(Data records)
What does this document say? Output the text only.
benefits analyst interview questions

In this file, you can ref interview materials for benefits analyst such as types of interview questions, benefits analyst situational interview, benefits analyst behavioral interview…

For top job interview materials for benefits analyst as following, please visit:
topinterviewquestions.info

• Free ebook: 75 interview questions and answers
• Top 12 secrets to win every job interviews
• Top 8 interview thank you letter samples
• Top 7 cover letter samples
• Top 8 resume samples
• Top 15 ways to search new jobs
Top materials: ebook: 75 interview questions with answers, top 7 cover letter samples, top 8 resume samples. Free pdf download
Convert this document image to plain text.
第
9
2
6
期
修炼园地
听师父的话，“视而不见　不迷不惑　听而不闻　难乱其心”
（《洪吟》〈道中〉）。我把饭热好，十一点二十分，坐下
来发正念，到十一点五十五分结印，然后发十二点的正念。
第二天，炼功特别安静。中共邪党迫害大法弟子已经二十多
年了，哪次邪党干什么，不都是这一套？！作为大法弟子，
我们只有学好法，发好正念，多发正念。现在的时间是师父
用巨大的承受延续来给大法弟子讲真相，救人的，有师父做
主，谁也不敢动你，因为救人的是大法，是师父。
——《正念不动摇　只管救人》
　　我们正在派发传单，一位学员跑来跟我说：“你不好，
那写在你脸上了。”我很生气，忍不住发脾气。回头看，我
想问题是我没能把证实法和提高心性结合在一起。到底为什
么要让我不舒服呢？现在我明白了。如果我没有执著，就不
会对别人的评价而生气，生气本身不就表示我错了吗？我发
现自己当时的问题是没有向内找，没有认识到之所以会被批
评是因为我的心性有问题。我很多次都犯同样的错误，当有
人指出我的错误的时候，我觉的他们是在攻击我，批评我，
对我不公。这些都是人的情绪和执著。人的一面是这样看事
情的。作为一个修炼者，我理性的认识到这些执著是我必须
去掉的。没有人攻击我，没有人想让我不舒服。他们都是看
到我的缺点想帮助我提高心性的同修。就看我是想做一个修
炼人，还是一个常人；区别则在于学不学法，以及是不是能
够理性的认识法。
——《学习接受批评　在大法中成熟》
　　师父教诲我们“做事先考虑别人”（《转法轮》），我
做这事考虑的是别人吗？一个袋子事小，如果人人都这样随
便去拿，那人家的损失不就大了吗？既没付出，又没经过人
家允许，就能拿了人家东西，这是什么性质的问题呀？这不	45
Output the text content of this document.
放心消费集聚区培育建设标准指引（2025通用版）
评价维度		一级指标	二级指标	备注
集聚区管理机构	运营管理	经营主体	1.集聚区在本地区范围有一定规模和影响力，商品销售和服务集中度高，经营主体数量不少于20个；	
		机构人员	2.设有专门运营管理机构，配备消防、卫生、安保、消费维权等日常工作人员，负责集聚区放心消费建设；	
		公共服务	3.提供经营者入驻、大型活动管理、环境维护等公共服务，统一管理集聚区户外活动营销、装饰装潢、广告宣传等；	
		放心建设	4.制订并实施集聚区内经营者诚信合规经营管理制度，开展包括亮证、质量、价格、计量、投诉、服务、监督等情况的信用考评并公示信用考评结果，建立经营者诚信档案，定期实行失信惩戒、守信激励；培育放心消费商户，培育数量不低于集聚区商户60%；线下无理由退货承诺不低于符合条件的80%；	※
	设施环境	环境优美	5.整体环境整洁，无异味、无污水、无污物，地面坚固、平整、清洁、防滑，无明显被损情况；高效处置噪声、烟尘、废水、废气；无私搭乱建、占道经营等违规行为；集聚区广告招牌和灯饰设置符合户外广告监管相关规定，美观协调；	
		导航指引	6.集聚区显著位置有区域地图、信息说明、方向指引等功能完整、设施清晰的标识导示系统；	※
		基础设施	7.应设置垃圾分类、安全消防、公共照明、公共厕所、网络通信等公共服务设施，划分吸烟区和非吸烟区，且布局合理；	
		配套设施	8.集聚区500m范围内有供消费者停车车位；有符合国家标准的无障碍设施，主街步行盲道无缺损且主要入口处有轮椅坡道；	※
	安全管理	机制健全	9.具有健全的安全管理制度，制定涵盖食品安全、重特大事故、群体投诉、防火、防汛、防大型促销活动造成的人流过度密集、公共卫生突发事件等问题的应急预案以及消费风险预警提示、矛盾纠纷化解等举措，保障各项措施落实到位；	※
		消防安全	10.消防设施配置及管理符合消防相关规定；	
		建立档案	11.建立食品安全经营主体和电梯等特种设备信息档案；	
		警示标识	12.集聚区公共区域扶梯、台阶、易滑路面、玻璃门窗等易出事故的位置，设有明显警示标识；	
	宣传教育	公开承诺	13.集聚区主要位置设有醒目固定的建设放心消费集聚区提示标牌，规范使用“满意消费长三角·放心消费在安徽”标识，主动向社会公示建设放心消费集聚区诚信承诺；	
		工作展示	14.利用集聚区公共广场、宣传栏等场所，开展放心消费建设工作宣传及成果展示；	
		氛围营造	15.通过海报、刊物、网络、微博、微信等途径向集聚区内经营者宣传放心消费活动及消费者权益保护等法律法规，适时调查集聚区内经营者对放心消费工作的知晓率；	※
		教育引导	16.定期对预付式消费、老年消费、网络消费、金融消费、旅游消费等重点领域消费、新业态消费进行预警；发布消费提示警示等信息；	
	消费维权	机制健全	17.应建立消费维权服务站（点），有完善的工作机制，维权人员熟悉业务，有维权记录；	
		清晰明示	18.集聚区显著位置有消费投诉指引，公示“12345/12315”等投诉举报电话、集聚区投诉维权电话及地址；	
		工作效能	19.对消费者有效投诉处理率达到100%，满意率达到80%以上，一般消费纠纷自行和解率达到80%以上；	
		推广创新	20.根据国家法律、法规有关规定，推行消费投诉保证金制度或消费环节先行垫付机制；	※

GIVEN EXERCISE :: Repeat the material from above exactly, word for word.

CORRECT OUTPUT ::
What does this document say? Output the text only.
benefits analyst interview questions

In this file, you can ref interview materials for benefits analyst such as types of interview questions, benefits analyst situational interview, benefits analyst behavioral interview…

For top job interview materials for benefits analyst as following, please visit:
topinterviewquestions.info

• Free ebook: 75 interview questions and answers
• Top 12 secrets to win every job interviews
• Top 8 interview thank you letter samples
• Top 7 cover letter samples
• Top 8 resume samples
• Top 15 ways to search new jobs
Top materials: ebook: 75 interview questions with answers, top 7 cover letter samples, top 8 resume samples. Free pdf download
Convert this document image to plain text.
第
9
2
6
期
修炼园地
听师父的话，“视而不见　不迷不惑　听而不闻　难乱其心”
（《洪吟》〈道中〉）。我把饭热好，十一点二十分，坐下
来发正念，到十一点五十五分结印，然后发十二点的正念。
第二天，炼功特别安静。中共邪党迫害大法弟子已经二十多
年了，哪次邪党干什么，不都是这一套？！作为大法弟子，
我们只有学好法，发好正念，多发正念。现在的时间是师父
用巨大的承受延续来给大法弟子讲真相，救人的，有师父做
主，谁也不敢动你，因为救人的是大法，是师父。
——《正念不动摇　只管救人》
　　我们正在派发传单，一位学员跑来跟我说：“你不好，
那写在你脸上了。”我很生气，忍不住发脾气。回头看，我
想问题是我没能把证实法和提高心性结合在一起。到底为什
么要让我不舒服呢？现在我明白了。如果我没有执著，就不
会对别人的评价而生气，生气本身不就表示我错了吗？我发
现自己当时的问题是没有向内找，没有认识到之所以会被批
评是因为我的心性有问题。我很多次都犯同样的错误，当有
人指出我的错误的时候，我觉的他们是在攻击我，批评我，
对我不公。这些都是人的情绪和执著。人的一面是这样看事
情的。作为一个修炼者，我理性的认识到这些执著是我必须
去掉的。没有人攻击我，没有人想让我不舒服。他们都是看
到我的缺点想帮助我提高心性的同修。就看我是想做一个修
炼人，还是一个常人；区别则在于学不学法，以及是不是能
够理性的认识法。
——《学习接受批评　在大法中成熟》
　　师父教诲我们“做事先考虑别人”（《转法轮》），我
做这事考虑的是别人吗？一个袋子事小，如果人人都这样随
便去拿，那人家的损失不就大了吗？既没付出，又没经过人
家允许，就能拿了人家东西，这是什么性质的问题呀？这不	45
Output the text content of this document.
放心消费集聚区培育建设标准指引（2025通用版）
评价维度		一级指标	二级指标	备注
集聚区管理机构	运营管理	经营主体	1.集聚区在本地区范围有一定规模和影响力，商品销售和服务集中度高，经营主体数量不少于20个；	
		机构人员	2.设有专门运营管理机构，配备消防、卫生、安保、消费维权等日常工作人员，负责集聚区放心消费建设；	
		公共服务	3.提供经营者入驻、大型活动管理、环境维护等公共服务，统一管理集聚区户外活动营销、装饰装潢、广告宣传等；	
		放心建设	4.制订并实施集聚区内经营者诚信合规经营管理制度，开展包括亮证、质量、价格、计量、投诉、服务、监督等情况的信用考评并公示信用考评结果，建立经营者诚信档案，定期实行失信惩戒、守信激励；培育放心消费商户，培育数量不低于集聚区商户60%；线下无理由退货承诺不低于符合条件的80%；	※
	设施环境	环境优美	5.整体环境整洁，无异味、无污水、无污物，地面坚固、平整、清洁、防滑，无明显被损情况；高效处置噪声、烟尘、废水、废气；无私搭乱建、占道经营等违规行为；集聚区广告招牌和灯饰设置符合户外广告监管相关规定，美观协调；	
		导航指引	6.集聚区显著位置有区域地图、信息说明、方向指引等功能完整、设施清晰的标识导示系统；	※
		基础设施	7.应设置垃圾分类、安全消防、公共照明、公共厕所、网络通信等公共服务设施，划分吸烟区和非吸烟区，且布局合理；	
		配套设施	8.集聚区500m范围内有供消费者停车车位；有符合国家标准的无障碍设施，主街步行盲道无缺损且主要入口处有轮椅坡道；	※
	安全管理	机制健全	9.具有健全的安全管理制度，制定涵盖食品安全、重特大事故、群体投诉、防火、防汛、防大型促销活动造成的人流过度密集、公共卫生突发事件等问题的应急预案以及消费风险预警提示、矛盾纠纷化解等举措，保障各项措施落实到位；	※
		消防安全	10.消防设施配置及管理符合消防相关规定；	
		建立档案	11.建立食品安全经营主体和电梯等特种设备信息档案；	
		警示标识	12.集聚区公共区域扶梯、台阶、易滑路面、玻璃门窗等易出事故的位置，设有明显警示标识；	
	宣传教育	公开承诺	13.集聚区主要位置设有醒目固定的建设放心消费集聚区提示标牌，规范使用“满意消费长三角·放心消费在安徽”标识，主动向社会公示建设放心消费集聚区诚信承诺；	
		工作展示	14.利用集聚区公共广场、宣传栏等场所，开展放心消费建设工作宣传及成果展示；	
		氛围营造	15.通过海报、刊物、网络、微博、微信等途径向集聚区内经营者宣传放心消费活动及消费者权益保护等法律法规，适时调查集聚区内经营者对放心消费工作的知晓率；	※
		教育引导	16.定期对预付式消费、老年消费、网络消费、金融消费、旅游消费等重点领域消费、新业态消费进行预警；发布消费提示警示等信息；	
	消费维权	机制健全	17.应建立消费维权服务站（点），有完善的工作机制，维权人员熟悉业务，有维权记录；	
		清晰明示	18.集聚区显著位置有消费投诉指引，公示“12345/12315”等投诉举报电话、集聚区投诉维权电话及地址；	
		工作效能	19.对消费者有效投诉处理率达到100%，满意率达到80%以上，一般消费纠纷自行和解率达到80%以上；	
		推广创新	20.根据国家法律、法规有关规定，推行消费投诉保证金制度或消费环节先行垫付机制；	※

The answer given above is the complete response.